### Objective
Look through the records that follow. Copy every line containing the word "possible".

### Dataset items
####

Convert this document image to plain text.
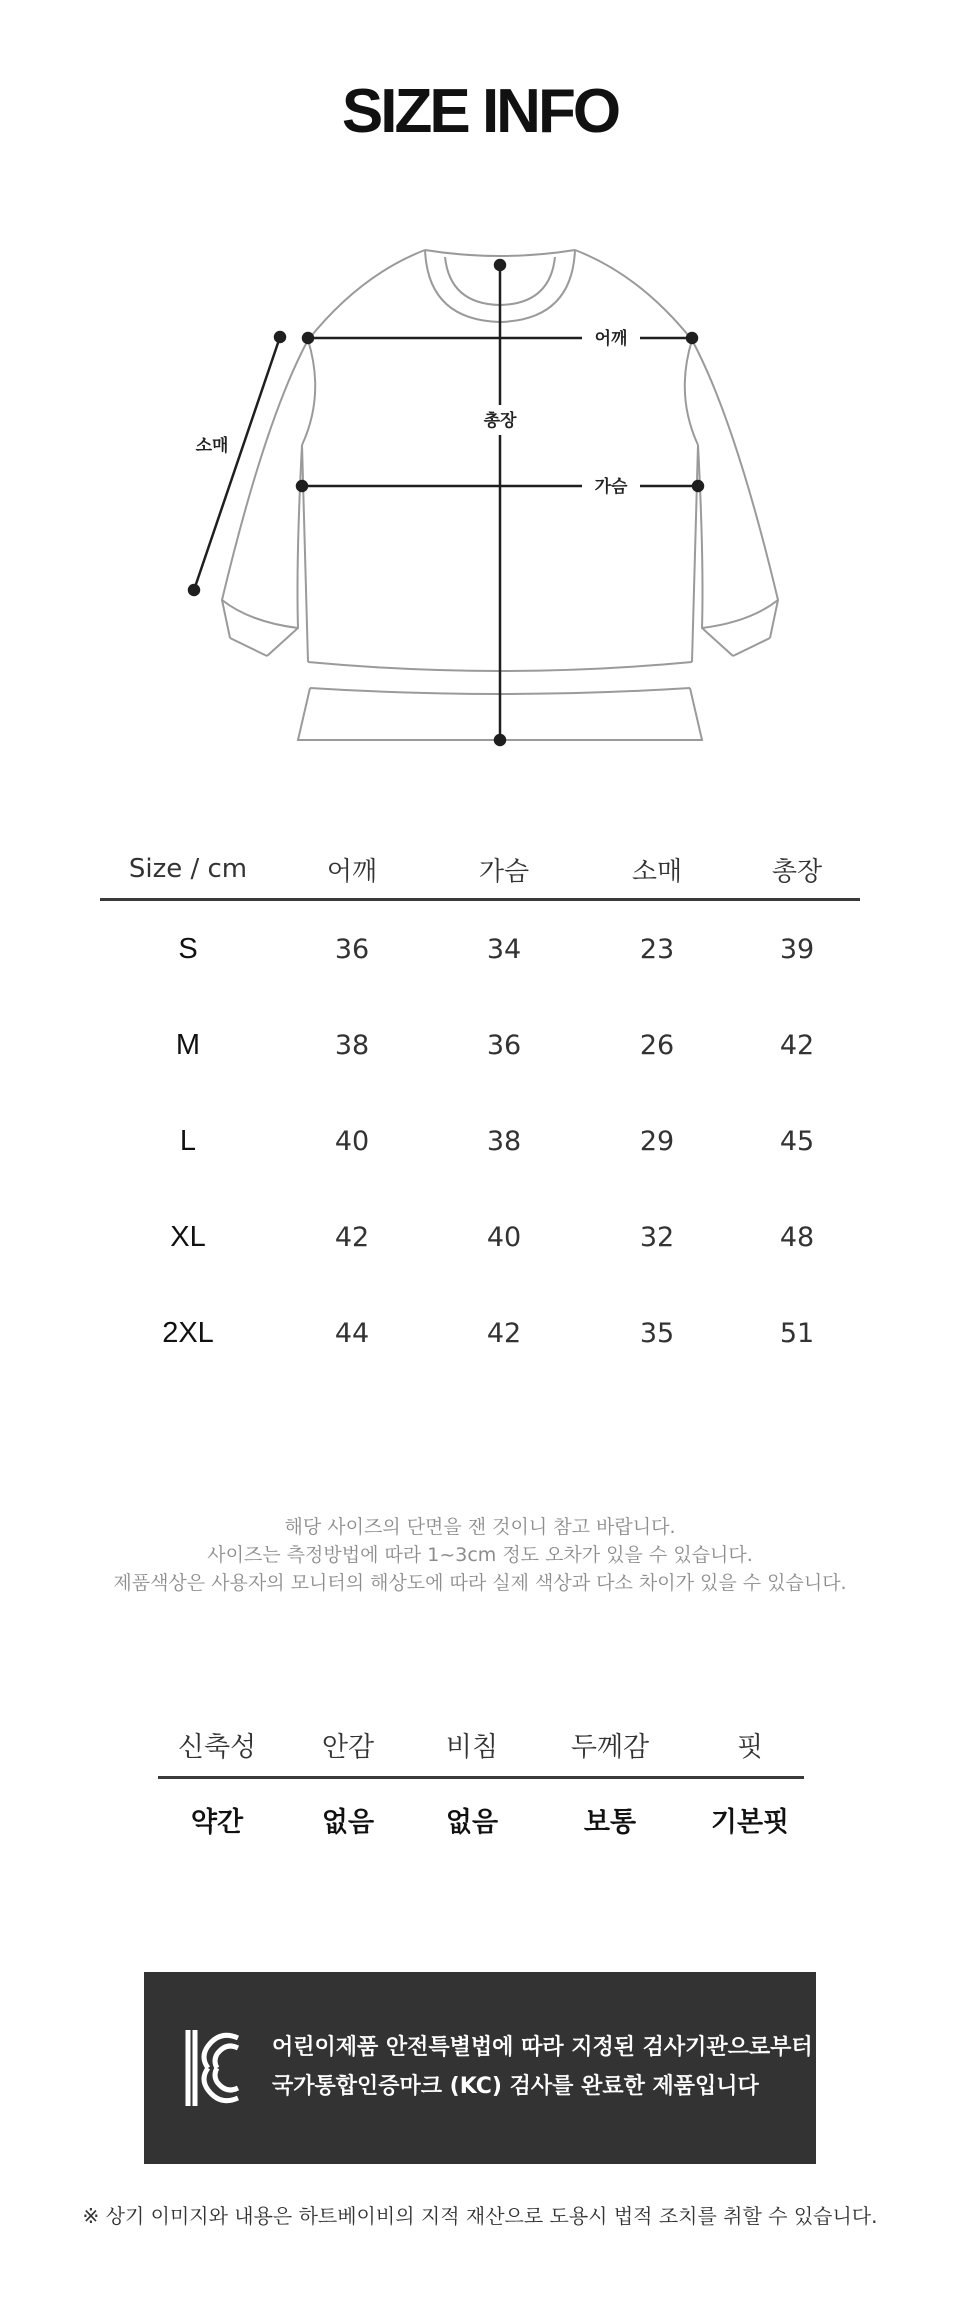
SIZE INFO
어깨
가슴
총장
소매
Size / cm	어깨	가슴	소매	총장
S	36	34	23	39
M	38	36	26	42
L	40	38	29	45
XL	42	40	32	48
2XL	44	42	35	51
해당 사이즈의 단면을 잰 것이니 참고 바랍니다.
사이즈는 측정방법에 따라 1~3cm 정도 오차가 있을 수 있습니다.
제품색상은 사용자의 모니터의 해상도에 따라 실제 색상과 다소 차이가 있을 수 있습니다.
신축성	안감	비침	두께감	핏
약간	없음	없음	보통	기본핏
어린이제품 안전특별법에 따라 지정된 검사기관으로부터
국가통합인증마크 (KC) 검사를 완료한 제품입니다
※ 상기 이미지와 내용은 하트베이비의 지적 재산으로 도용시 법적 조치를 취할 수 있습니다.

####

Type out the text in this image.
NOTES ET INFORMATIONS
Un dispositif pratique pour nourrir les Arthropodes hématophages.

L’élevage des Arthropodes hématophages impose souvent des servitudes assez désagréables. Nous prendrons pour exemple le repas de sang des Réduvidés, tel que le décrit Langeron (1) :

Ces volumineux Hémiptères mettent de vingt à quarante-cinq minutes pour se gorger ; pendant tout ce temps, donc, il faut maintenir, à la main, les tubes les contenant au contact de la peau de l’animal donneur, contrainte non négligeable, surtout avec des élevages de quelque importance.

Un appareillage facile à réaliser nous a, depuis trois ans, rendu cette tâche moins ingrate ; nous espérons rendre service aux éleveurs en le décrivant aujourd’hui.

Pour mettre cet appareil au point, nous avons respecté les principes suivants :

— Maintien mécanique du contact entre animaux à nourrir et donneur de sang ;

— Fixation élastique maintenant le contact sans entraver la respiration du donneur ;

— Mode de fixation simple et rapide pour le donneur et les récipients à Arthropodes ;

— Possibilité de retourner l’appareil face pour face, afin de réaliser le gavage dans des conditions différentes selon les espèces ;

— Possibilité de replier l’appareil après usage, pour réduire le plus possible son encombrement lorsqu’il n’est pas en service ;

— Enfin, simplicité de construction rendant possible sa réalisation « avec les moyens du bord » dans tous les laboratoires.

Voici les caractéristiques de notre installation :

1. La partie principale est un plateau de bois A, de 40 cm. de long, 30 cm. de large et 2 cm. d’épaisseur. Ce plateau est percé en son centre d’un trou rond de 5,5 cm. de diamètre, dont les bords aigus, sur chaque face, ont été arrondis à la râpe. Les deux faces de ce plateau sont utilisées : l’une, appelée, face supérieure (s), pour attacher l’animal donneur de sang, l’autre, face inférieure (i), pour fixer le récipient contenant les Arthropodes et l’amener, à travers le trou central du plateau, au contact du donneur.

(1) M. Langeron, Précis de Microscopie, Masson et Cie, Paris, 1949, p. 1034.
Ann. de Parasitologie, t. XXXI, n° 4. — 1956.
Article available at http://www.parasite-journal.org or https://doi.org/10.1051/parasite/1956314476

####

### Exercise output
— Possibilité de replier l’appareil après usage, pour réduire le plus possible son encombrement lorsqu’il n’est pas en service ;
— Enfin, simplicité de construction rendant possible sa réalisation « avec les moyens du bord » dans tous les laboratoires.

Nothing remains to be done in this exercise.